Consigne 1: Dans le texte sur le changement au pôle programmation, quel outil a servi pour la visioconférence ?
Consigne 2: Poursuivez le texte sur le changement au pôle programmation à partir de sa dernière phrase.

Texte fourni:
Quel était le problème à régler ?
La demande concerne l’amélioration de la qualité de vie au travail dans un contexte de changement dans l’entreprise télévisuelle.
L’entreprise souhaite améliorer son efficacité dans le pôle programmation de la chaîne, en particulier par l’adaptation des métiers en étant particulièrement attentif aux questions de santé au travail. Il s’agit de réagencer des flux d’informations et de décisions, recomposer partiellement des équipes, former des salariés, standardiser des procédures et des résultats, redéfinir des tâches et des rôles, mobiliser de nouveaux outils de suivi de la production, etc. La direction de la programmation ne souhaite pas à priori modifier les éléments d’organisation, mais indique que les processus doivent évoluer ainsi que les relations et les outils de travail.
Si elle est convaincue qu’un tel projet de transformation doit impliquer les salariés concernés, la rencontre des représentants des salariés laissait envisager une démobilisation concernant la participation des salariés à de nouveaux groupes de travail. Un tel projet soulève, bien entendu, plusieurs incertitudes, à titre d’exemples :
- Comment construire l’adhésion sociale à ce projet ?
- Quel équilibre entre la planification détaillée du projet par l’équipe projet et l’espace nécessaire à une conception partagée des nouveaux fonctionnements ?
- Comment gérer la tension entre le registre du contrôle et du respect des standards et celui de l’autonomie et de l’initiative ?
- La coordination des unités de travail entre elles doit-elle d’abord s’appuyer sur les procédures ? la hiérarchie ? l’initiative des salariés ? les règles d’équipe ?
- L’objectif d’efficience des processus ne risque-t-il pas d’entraîner une intensification du travail ?
- Le renouvellement des compétences est-il accessible à tous les opérateurs concernés ?
- Les périodes de changement sont souvent marquées par une hausse des risques d’accident et une dégradation des performances techniques ou commerciales, comment est-il prévu de gérer cet aspect des choses ?
Le changement, aux yeux de la direction, doit être conçu dans une perspective d’apprentissage : marges de manœuvre dans la conception afin de se garder de la souplesse lors de la mise en œuvre, expérimentations locales, autonomie relative des unités dans les choix de fonctionnement… Cette orientation suppose une collaboration renouvelée entre la DRH et les équipes. Avec par exemple, un accord global qui laisse de la souplesse plutôt que de figer les choses, une organisation de retours d’expériences, une prise de risque sécurisée pour les managers qui engagent des expérimentations, une ouverture des OS à une formule de type « accord de méthode », des instances de décision ou de négociation prêtes à se nourrir des matériaux issus des groupes de travail, une équipe projet ouverte à l’évaluation par les opérateurs de la nouvelle organisation, etc.
Qu’ont-ils fait ?
La structuration de la démarche mise en œuvre est décrite ci-dessous, ses instances et leur articulation. L’ensemble de l’animation des espaces de discussion et des animations en comité de suivi ont été réalisées en distanciel. Concrètement chaque participant était en télétravail devant son ordinateur, caméra ouverte. Nous avons utilisé l’interface zoom pour la visio et le SharePoint de l’entreprise pour le partage des outillages.

Lignes de données:
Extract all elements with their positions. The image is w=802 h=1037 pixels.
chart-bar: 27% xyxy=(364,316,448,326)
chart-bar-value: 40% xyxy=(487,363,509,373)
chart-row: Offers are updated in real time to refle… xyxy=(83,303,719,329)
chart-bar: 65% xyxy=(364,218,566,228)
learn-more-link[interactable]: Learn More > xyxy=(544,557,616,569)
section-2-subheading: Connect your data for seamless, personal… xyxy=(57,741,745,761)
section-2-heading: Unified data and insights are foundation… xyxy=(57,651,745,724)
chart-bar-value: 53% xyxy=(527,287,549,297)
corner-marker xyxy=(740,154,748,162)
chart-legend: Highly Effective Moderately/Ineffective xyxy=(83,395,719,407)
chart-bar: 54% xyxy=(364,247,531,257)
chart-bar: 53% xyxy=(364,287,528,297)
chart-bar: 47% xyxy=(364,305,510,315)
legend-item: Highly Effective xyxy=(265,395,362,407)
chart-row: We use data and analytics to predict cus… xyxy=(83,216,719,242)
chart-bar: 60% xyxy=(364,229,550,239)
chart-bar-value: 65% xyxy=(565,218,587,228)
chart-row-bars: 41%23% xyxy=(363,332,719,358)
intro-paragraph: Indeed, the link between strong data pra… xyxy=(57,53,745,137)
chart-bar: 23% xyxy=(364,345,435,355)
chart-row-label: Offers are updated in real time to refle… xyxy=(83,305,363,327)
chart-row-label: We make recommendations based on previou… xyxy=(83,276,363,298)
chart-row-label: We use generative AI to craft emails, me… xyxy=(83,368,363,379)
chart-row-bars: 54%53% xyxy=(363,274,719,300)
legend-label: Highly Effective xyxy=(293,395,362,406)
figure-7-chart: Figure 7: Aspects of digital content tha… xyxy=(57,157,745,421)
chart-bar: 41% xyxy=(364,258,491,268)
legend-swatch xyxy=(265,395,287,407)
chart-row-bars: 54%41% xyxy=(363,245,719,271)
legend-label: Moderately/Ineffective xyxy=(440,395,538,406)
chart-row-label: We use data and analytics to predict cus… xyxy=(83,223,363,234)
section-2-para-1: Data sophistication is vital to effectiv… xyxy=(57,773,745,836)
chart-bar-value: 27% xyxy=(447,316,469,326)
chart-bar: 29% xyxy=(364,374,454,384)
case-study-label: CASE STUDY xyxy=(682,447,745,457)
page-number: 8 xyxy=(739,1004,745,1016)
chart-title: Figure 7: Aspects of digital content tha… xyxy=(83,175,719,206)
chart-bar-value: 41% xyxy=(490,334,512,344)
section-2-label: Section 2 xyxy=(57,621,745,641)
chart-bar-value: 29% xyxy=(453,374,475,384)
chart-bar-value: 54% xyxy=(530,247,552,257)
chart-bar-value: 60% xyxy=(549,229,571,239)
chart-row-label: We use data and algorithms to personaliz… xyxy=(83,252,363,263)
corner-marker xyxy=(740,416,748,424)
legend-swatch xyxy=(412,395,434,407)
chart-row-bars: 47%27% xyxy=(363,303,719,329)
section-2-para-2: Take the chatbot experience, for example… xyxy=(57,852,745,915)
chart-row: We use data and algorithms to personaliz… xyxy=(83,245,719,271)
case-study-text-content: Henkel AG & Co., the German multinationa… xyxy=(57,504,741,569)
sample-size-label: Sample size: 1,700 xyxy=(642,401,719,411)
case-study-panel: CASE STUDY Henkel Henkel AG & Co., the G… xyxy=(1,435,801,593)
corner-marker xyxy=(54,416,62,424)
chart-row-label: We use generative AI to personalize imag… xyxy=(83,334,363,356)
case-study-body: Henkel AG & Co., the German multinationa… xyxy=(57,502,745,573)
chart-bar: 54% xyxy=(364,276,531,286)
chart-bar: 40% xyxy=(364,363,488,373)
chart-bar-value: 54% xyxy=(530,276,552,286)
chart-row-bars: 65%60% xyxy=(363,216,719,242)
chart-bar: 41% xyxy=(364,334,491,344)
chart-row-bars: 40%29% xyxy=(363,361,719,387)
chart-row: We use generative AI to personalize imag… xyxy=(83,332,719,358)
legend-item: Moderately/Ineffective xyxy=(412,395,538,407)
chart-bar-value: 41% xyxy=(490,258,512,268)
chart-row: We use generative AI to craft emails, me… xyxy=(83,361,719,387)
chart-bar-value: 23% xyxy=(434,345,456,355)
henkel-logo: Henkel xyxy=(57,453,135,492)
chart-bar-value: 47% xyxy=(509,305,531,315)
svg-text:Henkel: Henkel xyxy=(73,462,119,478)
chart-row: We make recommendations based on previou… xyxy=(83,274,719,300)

...

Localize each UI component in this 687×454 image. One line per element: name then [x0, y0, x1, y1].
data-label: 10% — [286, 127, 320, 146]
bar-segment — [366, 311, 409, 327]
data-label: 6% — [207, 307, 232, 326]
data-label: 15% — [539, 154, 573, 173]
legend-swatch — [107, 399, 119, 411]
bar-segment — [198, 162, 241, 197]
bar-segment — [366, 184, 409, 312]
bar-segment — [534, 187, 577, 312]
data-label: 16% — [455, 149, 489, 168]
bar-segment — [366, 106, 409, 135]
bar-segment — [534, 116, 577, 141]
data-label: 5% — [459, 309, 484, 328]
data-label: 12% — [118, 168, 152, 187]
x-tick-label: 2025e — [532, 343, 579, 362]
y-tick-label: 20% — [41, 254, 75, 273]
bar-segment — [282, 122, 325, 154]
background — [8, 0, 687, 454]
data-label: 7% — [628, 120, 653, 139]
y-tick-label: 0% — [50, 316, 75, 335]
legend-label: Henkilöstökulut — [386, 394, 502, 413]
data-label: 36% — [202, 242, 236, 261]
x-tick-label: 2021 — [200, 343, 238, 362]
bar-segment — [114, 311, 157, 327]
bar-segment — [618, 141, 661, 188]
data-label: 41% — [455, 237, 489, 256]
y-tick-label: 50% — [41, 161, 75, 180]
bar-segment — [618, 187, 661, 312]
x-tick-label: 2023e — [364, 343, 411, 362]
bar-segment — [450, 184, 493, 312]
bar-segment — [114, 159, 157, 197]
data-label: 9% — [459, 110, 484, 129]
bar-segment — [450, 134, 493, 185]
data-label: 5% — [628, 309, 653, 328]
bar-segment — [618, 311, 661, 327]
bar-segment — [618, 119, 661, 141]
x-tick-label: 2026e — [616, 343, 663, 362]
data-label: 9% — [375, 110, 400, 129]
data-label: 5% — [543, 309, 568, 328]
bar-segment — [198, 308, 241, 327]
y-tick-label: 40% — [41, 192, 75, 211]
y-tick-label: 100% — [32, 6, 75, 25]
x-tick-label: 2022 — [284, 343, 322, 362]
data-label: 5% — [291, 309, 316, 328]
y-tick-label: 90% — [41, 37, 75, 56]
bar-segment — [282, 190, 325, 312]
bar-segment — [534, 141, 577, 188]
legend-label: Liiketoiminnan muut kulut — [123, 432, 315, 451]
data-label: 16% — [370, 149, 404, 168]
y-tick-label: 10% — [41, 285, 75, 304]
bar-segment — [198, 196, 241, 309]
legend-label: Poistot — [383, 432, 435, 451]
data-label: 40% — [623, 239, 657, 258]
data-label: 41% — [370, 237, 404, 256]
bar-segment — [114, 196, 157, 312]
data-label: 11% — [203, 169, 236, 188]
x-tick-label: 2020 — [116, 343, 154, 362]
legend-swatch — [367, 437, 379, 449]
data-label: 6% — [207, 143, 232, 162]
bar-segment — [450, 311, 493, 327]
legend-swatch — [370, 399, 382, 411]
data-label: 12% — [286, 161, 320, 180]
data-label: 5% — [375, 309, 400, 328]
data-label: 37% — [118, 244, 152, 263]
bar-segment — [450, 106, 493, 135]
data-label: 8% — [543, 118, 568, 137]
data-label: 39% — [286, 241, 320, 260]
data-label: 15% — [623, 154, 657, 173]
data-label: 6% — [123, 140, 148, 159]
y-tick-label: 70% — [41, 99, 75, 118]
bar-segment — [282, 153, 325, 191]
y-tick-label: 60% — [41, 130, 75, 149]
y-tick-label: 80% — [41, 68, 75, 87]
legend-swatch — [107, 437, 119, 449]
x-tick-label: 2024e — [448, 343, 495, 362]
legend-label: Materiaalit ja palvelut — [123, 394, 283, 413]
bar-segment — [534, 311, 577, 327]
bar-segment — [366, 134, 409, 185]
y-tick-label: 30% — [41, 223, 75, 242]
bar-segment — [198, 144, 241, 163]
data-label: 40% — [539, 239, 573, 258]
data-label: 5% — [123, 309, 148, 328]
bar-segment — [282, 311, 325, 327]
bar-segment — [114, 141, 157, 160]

Bonne réponse 1: L’interface zoom.

Bonne réponse 2:
Les instances
Le cadre général du projet est défini avec :
- une approche pédagogique et un souci d’adhésion et de participation des salariés
- des phases d’information des instances représentatives du personnel
- une cible organisationnelle (ou modalités opérationnelles) à préciser
- un processus d’analyse des impacts effectifs ou potentiels par activité (ou process) sur l’année 2020 à définir
Il importe ici d’être particulièrement attentif au système d’acteurs impliqués dans l’expérimentation. Il est nécessaire de préciser que ce cadre général s’inscrit dans le processus décisionnel de l’entreprise, il l’alimente, mais ne le modifie pas dans sa structure.
L’Aract Grand-Est en tant qu’animateur de la démarche a été garante de la méthode. La correspondante de l’entreprise était en charge de la coordination de l’intervention.
Le comité de direction
Il est constitué de la direction de la programmation ainsi que des cadres des services et des experts concernés. Son rôle est de préparer les scénarios de modifications des processus, relations et outils qui seront présentés en comité de suivi et utilisés dans les groupes de travail. Le comité veille à une communication efficace sur le projet.
Le comité d’experts
Il est composé d’une émanation du comité de direction. Ce sont des experts des processus de travail concerné, des ressources humaines et du management. Ils préparent les éléments qui sont présentés en réunion de comité de direction.
Le comité de suivi
Des représentants du personnel, des représentants de la direction et de l’équipe projet composent ce collectif qui a un rôle de suivi de l’intervention de l’Aract. Il a la responsabilité de valider les orientations de la démarche : les unités d’expérimentation, l’accès aux terrains, les critères de composition des groupes de travail. Il réceptionne les résultats des expérimentations, il décide des suites à donner à cette première phase (nouvelles expérimentations, accord pour passer à une phase 2 ou décision d’arrêt…), et s’approprie les fruits de la démarche pour éventuellement définir de nouveaux enjeux de négociation ou de concertation. Ce comité de suivi ne se substitue pas à l’équipe projet ni aux IRP.
Les groupes de travail (GT)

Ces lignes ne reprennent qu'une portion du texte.